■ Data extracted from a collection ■
__________________________________________________

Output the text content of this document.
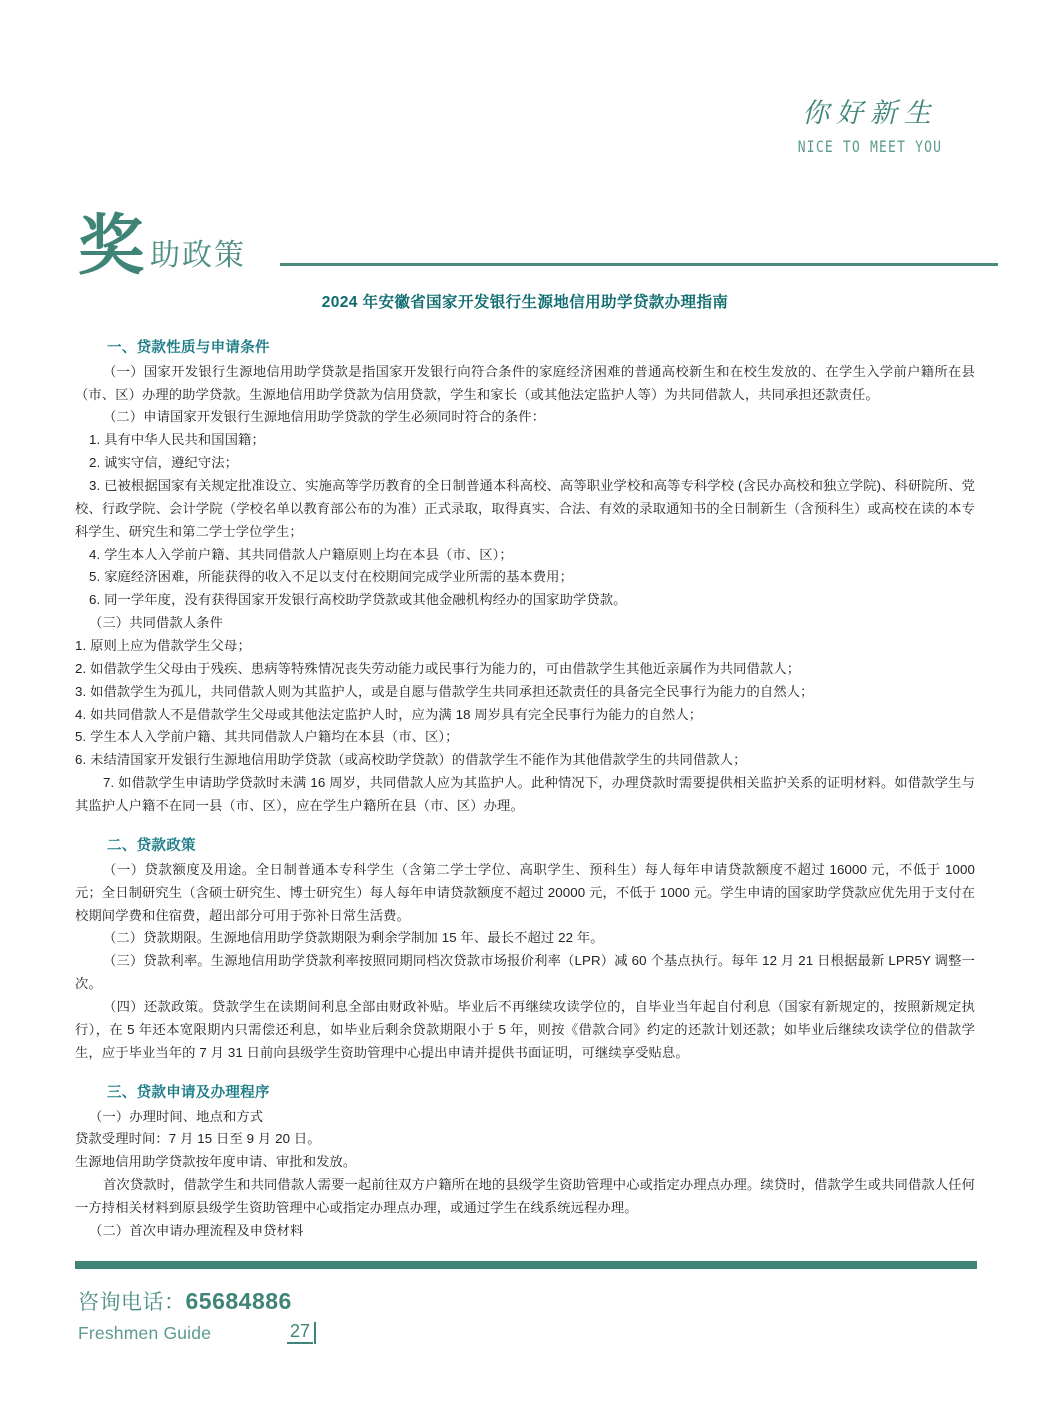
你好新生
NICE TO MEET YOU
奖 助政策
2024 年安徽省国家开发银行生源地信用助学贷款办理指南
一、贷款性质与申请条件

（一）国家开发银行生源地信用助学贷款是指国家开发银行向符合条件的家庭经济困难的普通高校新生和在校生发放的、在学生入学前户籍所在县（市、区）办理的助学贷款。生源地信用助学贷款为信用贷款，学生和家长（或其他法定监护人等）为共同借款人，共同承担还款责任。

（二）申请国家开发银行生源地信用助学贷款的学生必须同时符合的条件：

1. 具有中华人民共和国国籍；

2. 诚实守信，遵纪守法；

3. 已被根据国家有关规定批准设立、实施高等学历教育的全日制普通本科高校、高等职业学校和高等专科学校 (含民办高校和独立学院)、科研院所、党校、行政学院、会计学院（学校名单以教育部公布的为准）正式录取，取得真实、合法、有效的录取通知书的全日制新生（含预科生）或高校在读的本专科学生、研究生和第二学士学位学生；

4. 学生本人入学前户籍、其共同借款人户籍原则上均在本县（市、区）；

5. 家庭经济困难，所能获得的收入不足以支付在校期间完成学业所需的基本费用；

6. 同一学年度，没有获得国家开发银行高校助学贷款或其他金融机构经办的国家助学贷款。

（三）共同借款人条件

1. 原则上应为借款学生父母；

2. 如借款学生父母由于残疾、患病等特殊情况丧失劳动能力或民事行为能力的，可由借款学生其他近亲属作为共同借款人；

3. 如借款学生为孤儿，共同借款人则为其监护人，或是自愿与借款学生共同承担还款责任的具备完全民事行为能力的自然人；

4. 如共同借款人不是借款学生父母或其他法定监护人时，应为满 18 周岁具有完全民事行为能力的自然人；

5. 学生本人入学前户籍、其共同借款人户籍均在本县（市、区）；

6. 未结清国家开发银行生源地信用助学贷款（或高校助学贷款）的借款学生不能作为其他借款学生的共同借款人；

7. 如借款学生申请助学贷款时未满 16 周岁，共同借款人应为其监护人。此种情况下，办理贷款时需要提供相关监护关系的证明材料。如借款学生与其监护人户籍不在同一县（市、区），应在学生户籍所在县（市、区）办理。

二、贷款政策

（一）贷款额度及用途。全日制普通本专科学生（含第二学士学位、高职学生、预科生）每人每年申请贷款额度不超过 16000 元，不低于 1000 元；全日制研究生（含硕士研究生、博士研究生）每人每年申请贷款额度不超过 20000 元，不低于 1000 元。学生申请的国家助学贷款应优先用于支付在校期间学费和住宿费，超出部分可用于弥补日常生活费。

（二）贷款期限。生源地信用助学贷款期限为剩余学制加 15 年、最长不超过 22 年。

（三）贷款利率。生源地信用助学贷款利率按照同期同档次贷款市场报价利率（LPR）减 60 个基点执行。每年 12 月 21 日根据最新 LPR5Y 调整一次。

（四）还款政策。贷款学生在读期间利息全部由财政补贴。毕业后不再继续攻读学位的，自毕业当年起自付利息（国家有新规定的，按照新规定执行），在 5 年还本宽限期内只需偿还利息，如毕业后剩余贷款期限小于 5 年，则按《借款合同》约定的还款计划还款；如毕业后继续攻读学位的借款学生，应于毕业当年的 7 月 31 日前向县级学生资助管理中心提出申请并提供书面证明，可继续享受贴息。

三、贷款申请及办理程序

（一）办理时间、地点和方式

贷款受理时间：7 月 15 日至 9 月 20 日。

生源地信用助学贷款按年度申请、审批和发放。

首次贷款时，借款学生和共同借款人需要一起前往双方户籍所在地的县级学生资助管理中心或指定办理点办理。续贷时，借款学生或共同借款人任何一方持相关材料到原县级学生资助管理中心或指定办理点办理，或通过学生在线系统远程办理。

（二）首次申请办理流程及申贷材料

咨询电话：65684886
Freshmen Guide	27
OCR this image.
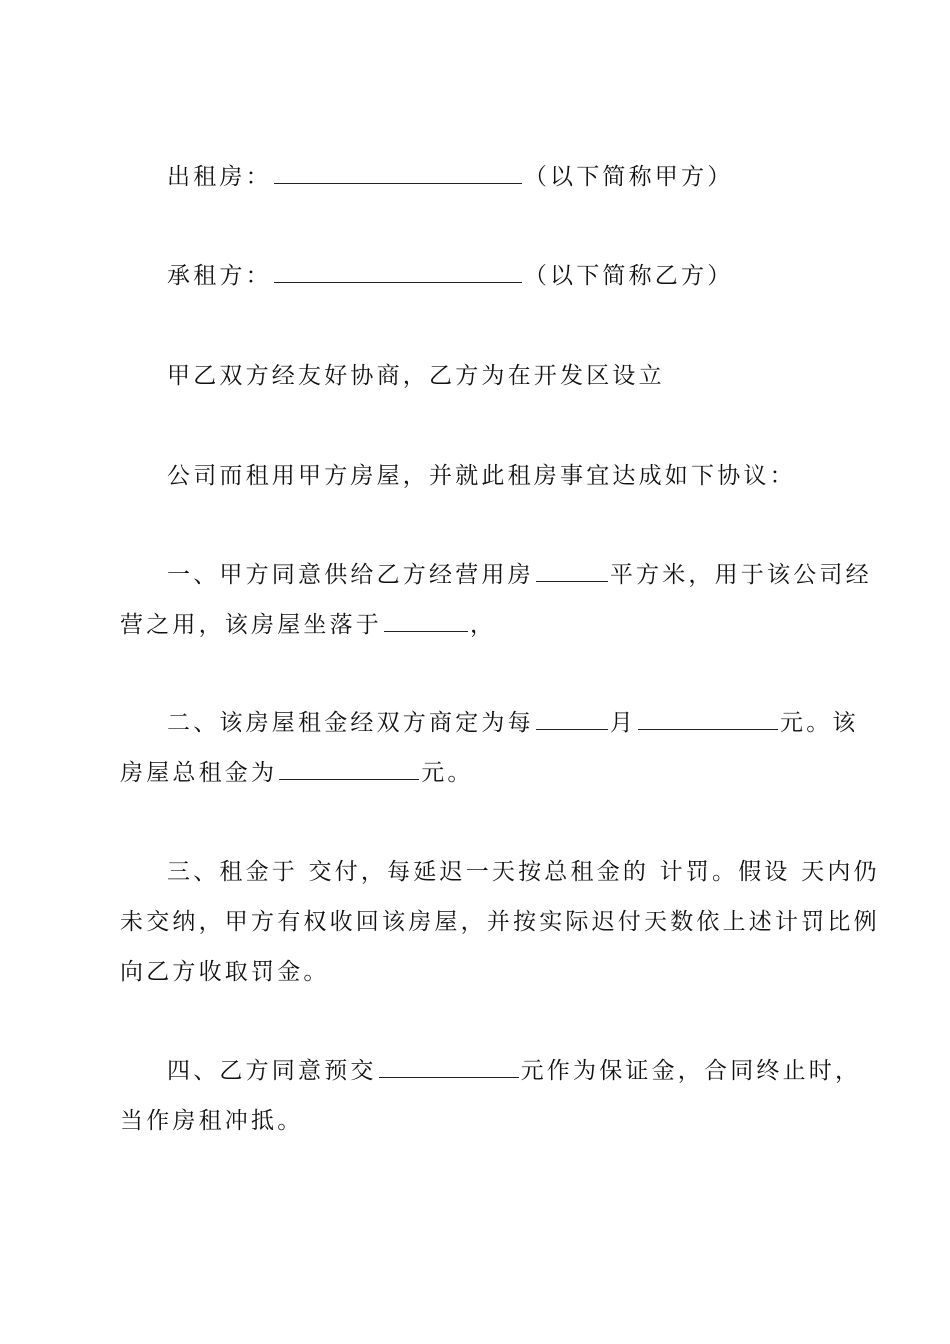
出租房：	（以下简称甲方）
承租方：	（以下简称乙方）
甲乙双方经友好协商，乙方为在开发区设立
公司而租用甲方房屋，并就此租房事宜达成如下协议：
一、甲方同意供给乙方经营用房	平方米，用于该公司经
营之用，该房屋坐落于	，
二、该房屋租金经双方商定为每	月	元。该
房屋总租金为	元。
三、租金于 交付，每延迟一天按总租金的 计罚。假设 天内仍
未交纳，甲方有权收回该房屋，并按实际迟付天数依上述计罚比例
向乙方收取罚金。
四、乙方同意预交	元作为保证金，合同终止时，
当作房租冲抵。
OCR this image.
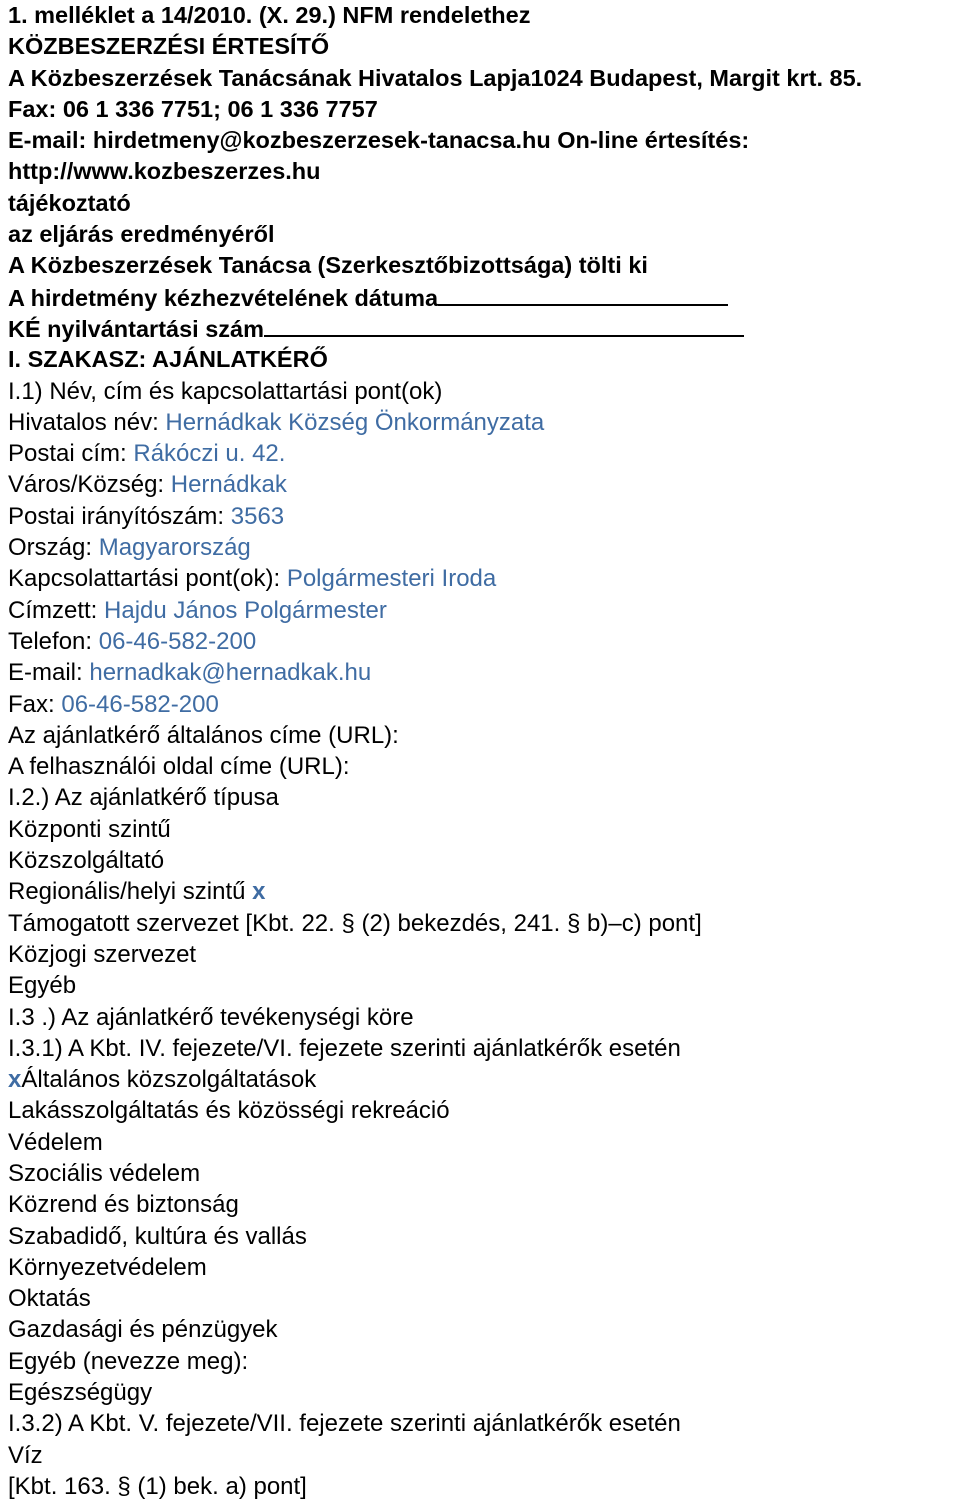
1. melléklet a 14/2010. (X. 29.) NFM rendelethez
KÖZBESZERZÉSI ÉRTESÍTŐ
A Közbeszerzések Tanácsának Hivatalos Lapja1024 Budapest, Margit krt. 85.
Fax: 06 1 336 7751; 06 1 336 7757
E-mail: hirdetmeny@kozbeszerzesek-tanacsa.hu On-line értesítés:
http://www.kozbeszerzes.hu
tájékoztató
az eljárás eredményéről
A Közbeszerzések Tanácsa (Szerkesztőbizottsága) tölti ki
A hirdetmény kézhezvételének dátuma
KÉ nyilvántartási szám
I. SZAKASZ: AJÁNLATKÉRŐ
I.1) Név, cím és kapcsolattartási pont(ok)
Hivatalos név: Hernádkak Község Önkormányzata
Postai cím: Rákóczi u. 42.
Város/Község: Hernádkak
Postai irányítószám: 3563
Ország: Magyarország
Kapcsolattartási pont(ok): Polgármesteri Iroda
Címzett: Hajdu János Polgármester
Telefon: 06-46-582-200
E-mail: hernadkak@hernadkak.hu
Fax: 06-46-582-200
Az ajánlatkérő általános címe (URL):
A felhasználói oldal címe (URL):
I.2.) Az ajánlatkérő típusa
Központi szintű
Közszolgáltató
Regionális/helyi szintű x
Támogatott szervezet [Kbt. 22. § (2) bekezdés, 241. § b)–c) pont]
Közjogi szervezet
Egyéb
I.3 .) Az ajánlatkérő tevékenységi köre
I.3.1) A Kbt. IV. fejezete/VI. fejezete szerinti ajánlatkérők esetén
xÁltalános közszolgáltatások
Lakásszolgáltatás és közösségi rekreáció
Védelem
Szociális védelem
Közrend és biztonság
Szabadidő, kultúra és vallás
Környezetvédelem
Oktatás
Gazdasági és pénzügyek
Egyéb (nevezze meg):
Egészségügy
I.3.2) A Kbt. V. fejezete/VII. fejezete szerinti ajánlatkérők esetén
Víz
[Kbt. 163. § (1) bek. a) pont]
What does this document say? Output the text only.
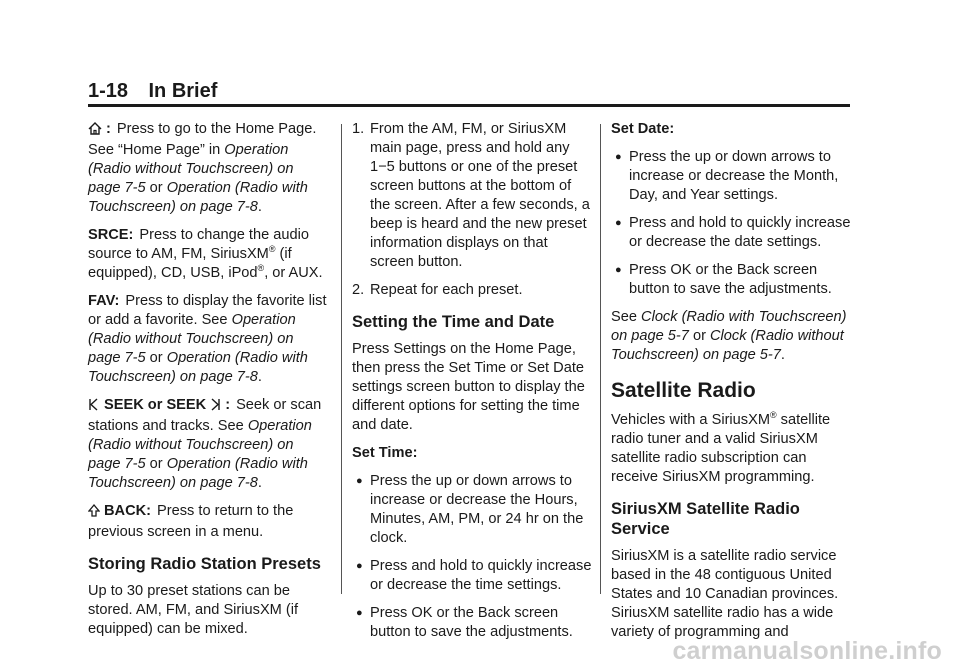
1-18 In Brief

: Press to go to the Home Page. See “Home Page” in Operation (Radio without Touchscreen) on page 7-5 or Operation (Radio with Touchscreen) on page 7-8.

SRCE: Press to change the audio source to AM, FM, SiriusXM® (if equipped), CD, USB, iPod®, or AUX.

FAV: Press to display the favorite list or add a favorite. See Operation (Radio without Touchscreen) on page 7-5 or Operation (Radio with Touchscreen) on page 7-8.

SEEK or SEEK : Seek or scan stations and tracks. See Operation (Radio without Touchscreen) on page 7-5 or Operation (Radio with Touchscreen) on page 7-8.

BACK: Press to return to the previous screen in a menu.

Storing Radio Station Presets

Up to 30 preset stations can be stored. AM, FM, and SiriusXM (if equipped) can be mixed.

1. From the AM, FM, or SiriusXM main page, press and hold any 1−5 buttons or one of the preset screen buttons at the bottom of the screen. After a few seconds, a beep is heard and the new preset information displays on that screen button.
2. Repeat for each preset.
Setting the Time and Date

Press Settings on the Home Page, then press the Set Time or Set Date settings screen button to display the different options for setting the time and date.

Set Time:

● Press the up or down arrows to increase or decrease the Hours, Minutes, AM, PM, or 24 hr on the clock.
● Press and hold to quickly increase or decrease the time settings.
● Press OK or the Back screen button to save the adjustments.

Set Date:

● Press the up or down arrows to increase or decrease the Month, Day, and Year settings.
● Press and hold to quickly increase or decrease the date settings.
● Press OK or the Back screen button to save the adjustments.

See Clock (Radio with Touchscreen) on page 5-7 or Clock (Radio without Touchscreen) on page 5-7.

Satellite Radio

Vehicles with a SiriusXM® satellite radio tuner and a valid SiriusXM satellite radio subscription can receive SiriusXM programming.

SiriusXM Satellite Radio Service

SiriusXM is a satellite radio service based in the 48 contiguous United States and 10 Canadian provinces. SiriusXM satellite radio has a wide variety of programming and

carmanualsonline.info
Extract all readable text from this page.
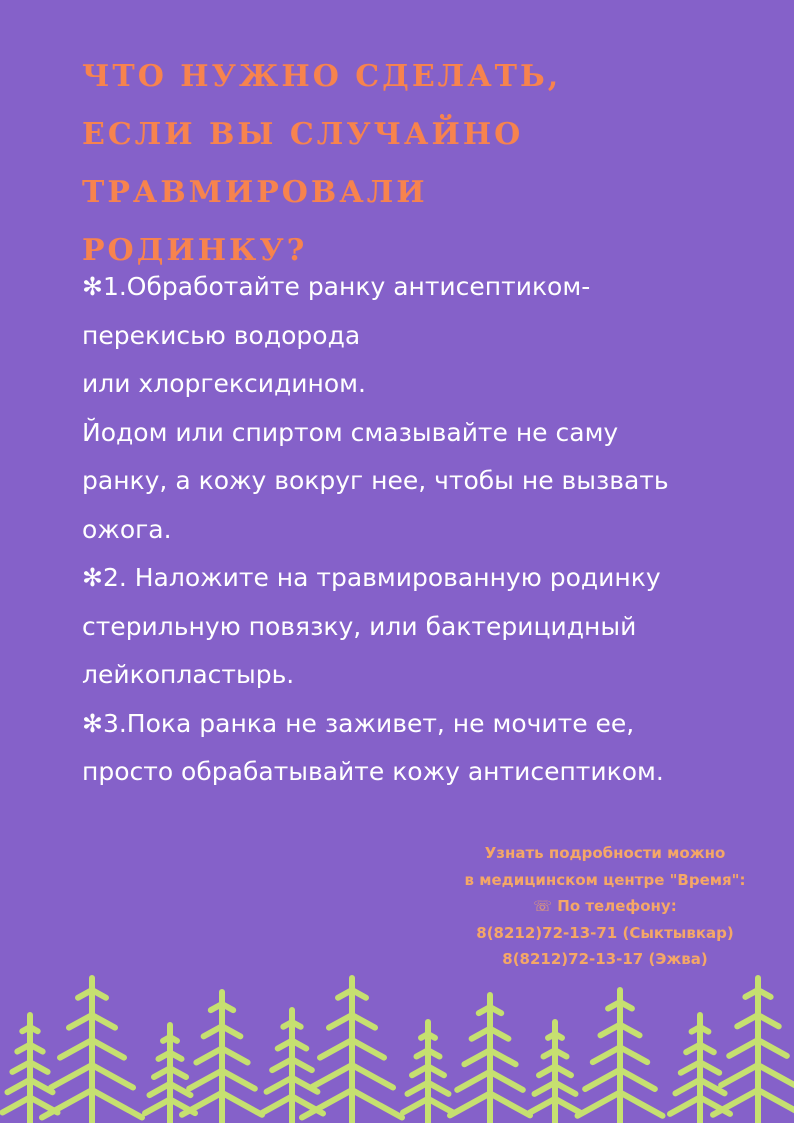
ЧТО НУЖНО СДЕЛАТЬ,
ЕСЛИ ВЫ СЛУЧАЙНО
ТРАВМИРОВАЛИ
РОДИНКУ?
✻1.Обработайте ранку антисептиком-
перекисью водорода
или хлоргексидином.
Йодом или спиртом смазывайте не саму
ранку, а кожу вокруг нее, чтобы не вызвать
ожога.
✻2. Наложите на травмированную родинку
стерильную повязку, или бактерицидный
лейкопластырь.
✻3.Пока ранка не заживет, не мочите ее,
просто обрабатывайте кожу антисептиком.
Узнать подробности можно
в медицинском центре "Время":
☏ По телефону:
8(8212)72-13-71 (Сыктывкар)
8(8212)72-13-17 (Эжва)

__________________________________________________

■ Written request ■
Copy out every line of the data that includes the word "кожу".

■ Full response ■
ранку, а кожу вокруг нее, чтобы не вызвать
просто обрабатывайте кожу антисептиком.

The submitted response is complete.